# Prompt 1:
Check three statements against the feature flags guide. Answer yes or no for each and quote the exact words of the guide that decide it.
(a) Feature flags let teams change how their system behaves in production without deploying code.
(b) The worked example concerns letting users sign in with a Facebook account.
(c) Until Google approves the application, it can be used only in test mode.
# Prompt 2:
Give a continuation of the feature flags guide that picks up right after its final sentence.

# Source extract:
------------------------------------

The Complete Guide to Feature Flags

Umer Mansoor Umer Mansoor Follow Feb 27, 2021 · 22 mins read

The term feature flags refers to a set of techniques that allow software developers and teams to change the behavior of their system in production without modifying or even deploying code.

Because of their ability to modify system behavior on the fly, feature flags are very powerful and versatile. They facilitate many use cases that boost developer productivity and make the user experience better and faster: gradually rolling out new features to users vs big-bang releases, testing in production, canary launches, experimentation and many more.

We’ll explore feature flag use cases later. But first, let’s examine feature flags in depth and see how they work.

What is a feature flag?

At the core of this amazing concept, lies a dead simple and basic foundation that uses conditional code (if statement) to determine whether to perform an action or not.

This is best explained with an example. I’ll use a real one that I worked on not too long ago. We wanted to allow our users to sign-in to our site using their Google account.

To do this, you first create a developer account with Google and get the OAuth code. The application must be approved by Google before you can use it on your site. Until then, it can only be used in test mode.

------------------------------------

# Raw records:

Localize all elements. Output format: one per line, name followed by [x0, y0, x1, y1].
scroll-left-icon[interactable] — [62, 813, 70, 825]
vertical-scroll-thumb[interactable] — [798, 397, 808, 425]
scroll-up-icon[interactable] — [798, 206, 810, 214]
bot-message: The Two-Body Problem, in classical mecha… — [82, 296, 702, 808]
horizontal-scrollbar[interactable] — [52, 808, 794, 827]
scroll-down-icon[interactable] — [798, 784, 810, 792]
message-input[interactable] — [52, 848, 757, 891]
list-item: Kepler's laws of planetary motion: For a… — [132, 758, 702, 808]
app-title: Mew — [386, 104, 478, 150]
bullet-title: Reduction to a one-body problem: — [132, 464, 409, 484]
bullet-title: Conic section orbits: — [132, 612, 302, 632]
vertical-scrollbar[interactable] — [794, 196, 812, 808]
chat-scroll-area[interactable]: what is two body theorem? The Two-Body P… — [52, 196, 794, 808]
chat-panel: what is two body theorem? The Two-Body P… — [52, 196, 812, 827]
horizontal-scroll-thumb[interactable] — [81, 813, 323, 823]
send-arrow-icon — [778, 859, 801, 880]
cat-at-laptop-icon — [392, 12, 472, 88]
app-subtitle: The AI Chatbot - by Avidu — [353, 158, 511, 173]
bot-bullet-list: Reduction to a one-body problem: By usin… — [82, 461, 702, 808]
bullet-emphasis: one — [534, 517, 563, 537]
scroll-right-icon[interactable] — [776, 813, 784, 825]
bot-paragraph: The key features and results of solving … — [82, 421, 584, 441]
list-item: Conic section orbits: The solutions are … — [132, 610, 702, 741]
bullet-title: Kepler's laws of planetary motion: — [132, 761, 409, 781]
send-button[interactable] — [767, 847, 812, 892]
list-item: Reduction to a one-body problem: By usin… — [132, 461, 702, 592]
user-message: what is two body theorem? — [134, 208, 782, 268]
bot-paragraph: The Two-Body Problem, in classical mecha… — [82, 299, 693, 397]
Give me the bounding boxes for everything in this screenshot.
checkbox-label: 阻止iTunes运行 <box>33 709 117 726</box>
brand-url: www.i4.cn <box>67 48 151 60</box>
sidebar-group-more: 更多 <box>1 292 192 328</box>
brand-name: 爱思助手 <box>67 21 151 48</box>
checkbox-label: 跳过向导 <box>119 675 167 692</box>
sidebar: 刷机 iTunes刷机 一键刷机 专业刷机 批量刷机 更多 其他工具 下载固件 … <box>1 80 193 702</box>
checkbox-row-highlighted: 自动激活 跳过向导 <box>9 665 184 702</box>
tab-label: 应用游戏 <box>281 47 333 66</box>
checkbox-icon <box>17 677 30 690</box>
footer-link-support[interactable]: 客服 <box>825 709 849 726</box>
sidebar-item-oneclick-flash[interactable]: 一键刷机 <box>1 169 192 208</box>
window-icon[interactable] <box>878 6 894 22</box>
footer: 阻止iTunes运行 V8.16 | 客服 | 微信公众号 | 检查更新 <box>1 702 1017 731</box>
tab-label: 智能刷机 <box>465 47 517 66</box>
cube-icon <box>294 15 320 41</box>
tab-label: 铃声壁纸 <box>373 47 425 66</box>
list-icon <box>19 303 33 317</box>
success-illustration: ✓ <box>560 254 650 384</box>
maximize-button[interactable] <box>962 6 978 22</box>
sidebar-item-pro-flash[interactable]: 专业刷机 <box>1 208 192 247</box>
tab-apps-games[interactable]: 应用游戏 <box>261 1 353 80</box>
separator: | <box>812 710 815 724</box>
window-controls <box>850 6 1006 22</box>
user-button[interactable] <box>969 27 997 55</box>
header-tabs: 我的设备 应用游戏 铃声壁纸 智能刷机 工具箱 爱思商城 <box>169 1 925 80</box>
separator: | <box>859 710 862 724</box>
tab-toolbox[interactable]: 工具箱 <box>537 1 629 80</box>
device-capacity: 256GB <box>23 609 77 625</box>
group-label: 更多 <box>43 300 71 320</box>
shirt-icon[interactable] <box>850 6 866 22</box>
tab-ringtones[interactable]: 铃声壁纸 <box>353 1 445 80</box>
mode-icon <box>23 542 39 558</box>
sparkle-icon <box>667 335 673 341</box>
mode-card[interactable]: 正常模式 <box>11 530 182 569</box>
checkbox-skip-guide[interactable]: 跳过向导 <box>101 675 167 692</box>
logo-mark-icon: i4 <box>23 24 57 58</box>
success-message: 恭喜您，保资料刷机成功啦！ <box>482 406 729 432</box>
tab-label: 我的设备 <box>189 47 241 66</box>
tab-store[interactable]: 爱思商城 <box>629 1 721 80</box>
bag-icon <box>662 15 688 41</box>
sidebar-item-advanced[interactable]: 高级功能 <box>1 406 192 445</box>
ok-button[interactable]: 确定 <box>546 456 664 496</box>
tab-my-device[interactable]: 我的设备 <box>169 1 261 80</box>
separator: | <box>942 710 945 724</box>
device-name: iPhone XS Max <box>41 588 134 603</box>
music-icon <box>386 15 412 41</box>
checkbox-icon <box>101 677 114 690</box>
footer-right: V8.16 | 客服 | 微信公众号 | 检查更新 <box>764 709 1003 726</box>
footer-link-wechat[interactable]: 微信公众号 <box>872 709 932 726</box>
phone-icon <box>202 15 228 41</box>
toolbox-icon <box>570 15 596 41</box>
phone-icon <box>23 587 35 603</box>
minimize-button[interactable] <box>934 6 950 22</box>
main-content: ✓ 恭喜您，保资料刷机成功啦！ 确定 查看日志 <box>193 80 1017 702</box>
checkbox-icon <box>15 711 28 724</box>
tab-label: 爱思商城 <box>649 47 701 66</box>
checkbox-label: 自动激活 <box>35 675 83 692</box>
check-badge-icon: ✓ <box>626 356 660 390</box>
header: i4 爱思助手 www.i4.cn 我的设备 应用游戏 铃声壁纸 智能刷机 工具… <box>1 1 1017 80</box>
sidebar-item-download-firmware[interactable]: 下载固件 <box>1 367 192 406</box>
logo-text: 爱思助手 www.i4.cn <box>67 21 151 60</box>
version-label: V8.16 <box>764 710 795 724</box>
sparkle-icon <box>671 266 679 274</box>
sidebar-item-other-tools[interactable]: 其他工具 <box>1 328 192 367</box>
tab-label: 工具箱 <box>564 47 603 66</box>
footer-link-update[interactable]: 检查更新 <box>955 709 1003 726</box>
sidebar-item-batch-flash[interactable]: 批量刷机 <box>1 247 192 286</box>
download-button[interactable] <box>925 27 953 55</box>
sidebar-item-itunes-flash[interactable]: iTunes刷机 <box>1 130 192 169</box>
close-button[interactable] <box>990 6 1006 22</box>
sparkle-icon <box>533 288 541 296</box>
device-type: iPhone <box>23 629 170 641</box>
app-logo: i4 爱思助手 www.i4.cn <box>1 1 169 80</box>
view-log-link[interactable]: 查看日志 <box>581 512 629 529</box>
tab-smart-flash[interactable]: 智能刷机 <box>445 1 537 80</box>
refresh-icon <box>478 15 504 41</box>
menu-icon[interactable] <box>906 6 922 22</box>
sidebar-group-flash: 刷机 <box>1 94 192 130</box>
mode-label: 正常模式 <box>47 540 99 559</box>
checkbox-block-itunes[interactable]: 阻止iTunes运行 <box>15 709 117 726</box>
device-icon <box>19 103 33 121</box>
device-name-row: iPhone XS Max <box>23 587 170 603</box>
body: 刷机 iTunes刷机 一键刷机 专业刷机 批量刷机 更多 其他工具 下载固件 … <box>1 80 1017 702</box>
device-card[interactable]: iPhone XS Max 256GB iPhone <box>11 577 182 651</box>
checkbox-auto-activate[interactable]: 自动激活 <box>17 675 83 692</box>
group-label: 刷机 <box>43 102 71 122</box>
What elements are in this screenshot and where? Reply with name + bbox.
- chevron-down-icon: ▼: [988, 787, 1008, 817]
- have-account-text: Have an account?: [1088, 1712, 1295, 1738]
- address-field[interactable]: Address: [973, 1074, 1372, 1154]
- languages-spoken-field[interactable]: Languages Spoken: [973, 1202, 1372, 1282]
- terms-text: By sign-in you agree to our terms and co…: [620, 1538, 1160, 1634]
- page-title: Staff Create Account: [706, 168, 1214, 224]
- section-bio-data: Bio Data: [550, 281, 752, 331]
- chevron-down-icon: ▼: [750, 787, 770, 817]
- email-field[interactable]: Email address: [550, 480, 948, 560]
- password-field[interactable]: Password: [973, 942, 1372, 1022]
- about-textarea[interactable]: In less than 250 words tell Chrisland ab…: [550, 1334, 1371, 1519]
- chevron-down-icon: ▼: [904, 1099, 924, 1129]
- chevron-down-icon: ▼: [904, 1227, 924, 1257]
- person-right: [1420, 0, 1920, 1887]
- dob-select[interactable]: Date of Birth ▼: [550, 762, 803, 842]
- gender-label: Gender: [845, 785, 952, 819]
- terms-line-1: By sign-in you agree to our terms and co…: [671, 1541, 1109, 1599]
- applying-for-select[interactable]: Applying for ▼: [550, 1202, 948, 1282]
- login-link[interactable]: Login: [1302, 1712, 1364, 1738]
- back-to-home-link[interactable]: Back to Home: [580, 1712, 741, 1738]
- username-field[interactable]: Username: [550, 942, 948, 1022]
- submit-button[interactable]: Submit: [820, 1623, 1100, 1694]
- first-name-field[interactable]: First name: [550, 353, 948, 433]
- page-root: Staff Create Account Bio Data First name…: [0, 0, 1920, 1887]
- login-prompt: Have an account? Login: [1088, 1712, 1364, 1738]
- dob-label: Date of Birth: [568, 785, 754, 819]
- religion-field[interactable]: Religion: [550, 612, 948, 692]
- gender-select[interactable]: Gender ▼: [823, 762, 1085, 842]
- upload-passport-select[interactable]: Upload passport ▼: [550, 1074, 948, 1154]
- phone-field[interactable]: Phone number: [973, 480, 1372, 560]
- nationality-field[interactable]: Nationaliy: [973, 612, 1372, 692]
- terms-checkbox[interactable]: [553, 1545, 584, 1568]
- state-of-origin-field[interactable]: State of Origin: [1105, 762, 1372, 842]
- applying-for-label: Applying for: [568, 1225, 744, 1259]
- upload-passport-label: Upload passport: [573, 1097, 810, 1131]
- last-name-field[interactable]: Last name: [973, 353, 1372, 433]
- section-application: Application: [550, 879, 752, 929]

------------------------------------

# Response 1:
(a) Yes: "change the behavior of their system in production without modifying or even deploying code."
(b) No: "We wanted to allow our users to sign-in to our site using their Google account."
(c) Yes: "Until then, it can only be used in test mode."

# Response 2:
Traditionally, the code for Google sign-in will be kept in a separate Git branch. When the application is approved by Google, the branch can be merged into develop or main (aka master) so it can be released to users.

The challenge was that the verification process may take several weeks. I tested everything locally to make sure it was all working. But I couldn’t release it yet, even for internal users. If I merged into develop to deploy the feature on the development environment, it would also release it to production (since release branches were automatically cut off of develop.)

To summarize the issue: I wanted to release an unfinished feature to the internal team for feedback and dogfooding. I had no way to show it to the team without merging it to the develop branch.

I’d ask you to pause here and think how you’d solve this problem? Scroll up and read again if you just skimmed through.

The first solution that may come to mind is quite simple. Introduce a new variable, a config parameter e.g. showSignInButton or an environment variable e.g. IS_PRODUCTION. Use this in an conditional or if-else statement in the code to disable the feature in production but keep showing it on the development environment.

Feature Flag variations

And voila! You have arrived at the (most basic) definition of feature flag.

To use feature flags in our code, there are three core things that we need:

  1. Find the seam where you could hide or disable the feature. In the example I shared above,the seam was the login form container in React. I used feature flag to decide whether to render the sign-in button component or not.
  2. Determine feature flag variation. This is usually done by calling a function called evaluate(), we’ll explore later, but for now all we need to know is that this function can return “on/off” or “true/false” using some logic.
  3. Use the variation as a condition in the if-then-else statement to determine which block of code to execute e.g. the if, or the else block. In our example, “on” or “true” would call the sign in button component.
let variation = evaluate("google-sign-in-btn")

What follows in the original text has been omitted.